- WHAT IS BEING ASKED: Count every line in the entries that contains "JSON". Report that count alone.

- PROVIDED RECORDS:
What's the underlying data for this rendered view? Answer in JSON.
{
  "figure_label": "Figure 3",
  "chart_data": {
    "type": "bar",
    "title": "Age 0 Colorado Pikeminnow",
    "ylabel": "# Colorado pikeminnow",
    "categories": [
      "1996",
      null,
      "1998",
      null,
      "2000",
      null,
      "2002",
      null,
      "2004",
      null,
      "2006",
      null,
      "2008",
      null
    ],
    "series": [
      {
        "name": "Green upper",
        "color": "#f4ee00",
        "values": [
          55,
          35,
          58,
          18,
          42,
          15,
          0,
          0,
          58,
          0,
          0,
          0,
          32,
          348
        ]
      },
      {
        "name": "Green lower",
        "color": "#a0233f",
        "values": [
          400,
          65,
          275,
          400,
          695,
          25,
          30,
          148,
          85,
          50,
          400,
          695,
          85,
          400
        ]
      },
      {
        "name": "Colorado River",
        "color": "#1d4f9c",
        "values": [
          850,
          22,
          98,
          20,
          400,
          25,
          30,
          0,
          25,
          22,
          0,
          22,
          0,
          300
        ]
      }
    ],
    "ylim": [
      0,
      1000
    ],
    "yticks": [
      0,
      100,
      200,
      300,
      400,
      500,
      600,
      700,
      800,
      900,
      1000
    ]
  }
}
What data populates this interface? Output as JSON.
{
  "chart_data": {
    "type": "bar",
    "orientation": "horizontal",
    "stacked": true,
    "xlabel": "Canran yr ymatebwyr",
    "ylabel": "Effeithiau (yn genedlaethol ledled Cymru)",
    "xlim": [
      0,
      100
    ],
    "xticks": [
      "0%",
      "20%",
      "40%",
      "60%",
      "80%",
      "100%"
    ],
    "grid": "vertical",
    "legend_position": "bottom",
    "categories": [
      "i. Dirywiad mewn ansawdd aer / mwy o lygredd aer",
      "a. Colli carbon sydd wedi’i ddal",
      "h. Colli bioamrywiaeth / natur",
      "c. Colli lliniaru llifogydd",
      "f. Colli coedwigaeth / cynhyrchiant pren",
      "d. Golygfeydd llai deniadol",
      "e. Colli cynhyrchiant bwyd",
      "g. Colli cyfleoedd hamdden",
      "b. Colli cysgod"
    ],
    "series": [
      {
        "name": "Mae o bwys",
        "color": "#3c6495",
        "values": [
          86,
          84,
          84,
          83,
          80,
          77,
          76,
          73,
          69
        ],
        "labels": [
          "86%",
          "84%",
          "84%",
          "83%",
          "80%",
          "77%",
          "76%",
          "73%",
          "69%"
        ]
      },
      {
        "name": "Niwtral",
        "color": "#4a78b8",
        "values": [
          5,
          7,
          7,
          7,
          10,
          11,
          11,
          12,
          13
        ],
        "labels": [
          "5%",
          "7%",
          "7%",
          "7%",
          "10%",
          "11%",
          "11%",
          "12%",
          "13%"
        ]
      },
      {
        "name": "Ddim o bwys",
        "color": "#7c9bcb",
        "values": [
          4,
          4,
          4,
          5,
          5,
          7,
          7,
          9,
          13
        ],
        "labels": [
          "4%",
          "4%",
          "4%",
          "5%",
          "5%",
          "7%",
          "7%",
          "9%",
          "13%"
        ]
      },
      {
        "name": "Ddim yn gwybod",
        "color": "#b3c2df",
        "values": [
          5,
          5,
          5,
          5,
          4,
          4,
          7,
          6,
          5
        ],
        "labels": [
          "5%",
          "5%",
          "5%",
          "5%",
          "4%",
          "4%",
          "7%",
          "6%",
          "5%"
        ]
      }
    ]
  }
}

==

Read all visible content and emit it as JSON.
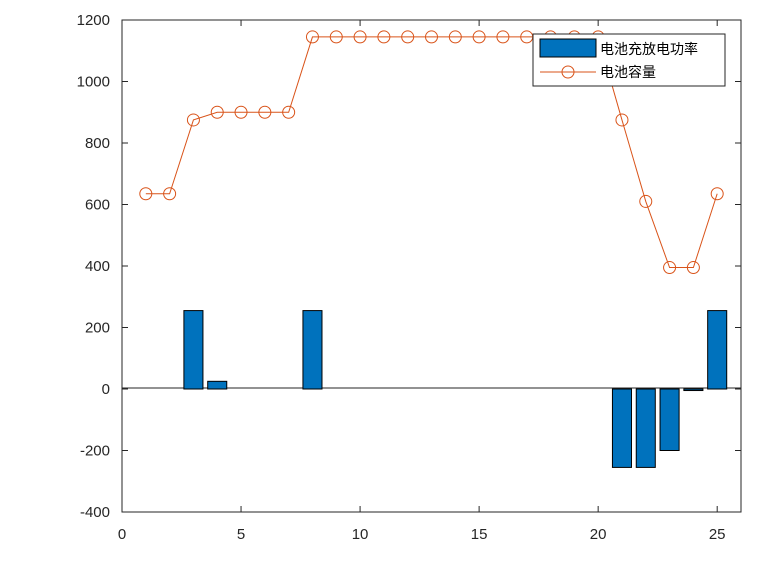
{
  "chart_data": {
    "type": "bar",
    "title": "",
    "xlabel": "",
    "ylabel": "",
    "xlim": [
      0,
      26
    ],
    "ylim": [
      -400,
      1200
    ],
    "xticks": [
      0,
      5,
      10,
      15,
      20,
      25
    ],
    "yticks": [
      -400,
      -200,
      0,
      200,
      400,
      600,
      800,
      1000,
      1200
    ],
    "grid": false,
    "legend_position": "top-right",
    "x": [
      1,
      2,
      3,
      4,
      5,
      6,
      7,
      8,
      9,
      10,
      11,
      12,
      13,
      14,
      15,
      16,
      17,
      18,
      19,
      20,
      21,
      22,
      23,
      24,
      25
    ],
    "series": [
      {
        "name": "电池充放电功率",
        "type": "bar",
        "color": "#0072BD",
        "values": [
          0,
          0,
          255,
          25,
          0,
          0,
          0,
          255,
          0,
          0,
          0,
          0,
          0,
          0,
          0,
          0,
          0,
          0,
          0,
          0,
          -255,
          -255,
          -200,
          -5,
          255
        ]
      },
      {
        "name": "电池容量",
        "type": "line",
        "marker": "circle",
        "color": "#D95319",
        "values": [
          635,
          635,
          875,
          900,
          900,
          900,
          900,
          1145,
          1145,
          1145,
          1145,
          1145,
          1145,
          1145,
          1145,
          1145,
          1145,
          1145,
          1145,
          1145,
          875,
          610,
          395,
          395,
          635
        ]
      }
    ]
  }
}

---

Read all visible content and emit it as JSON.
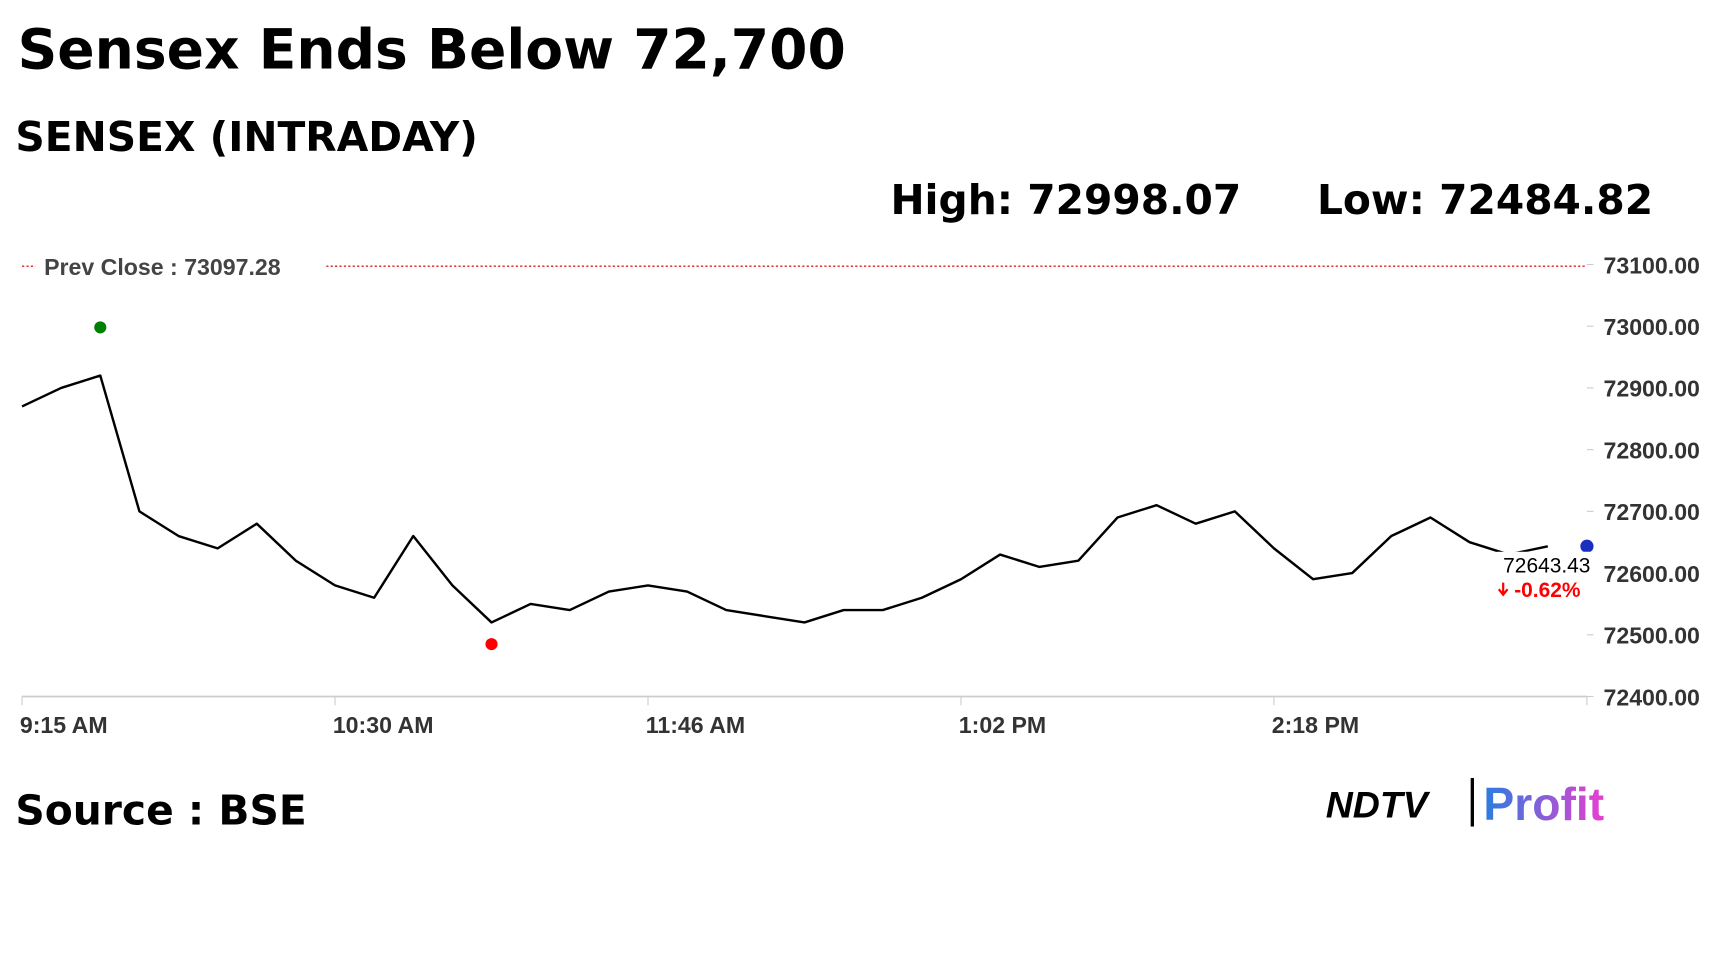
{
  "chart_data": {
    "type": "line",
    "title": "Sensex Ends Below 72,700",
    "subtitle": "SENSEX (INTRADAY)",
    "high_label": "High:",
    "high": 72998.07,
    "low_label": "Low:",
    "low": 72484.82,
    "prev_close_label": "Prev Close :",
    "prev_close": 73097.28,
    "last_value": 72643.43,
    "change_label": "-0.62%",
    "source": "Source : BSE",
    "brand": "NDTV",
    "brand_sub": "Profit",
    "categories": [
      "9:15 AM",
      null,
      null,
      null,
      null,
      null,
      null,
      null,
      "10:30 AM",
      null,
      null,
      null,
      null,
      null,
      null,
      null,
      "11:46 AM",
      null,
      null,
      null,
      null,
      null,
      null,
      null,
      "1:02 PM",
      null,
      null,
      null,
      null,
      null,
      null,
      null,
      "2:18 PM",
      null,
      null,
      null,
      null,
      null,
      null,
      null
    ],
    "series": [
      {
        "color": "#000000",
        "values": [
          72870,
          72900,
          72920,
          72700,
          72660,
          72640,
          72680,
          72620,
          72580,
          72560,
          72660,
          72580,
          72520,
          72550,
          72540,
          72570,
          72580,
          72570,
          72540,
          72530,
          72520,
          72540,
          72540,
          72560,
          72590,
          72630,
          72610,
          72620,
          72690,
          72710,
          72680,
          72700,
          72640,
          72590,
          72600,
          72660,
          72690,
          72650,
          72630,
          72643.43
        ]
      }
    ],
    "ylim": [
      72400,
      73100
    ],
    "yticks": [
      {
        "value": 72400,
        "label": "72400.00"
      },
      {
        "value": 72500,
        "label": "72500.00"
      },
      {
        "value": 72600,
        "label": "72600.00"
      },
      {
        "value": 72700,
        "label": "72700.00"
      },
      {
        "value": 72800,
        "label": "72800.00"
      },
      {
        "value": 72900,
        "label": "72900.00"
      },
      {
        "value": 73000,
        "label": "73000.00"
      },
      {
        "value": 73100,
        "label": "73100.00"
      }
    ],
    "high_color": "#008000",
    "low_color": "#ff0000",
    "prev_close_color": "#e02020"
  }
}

- WORKED ANSWER: 4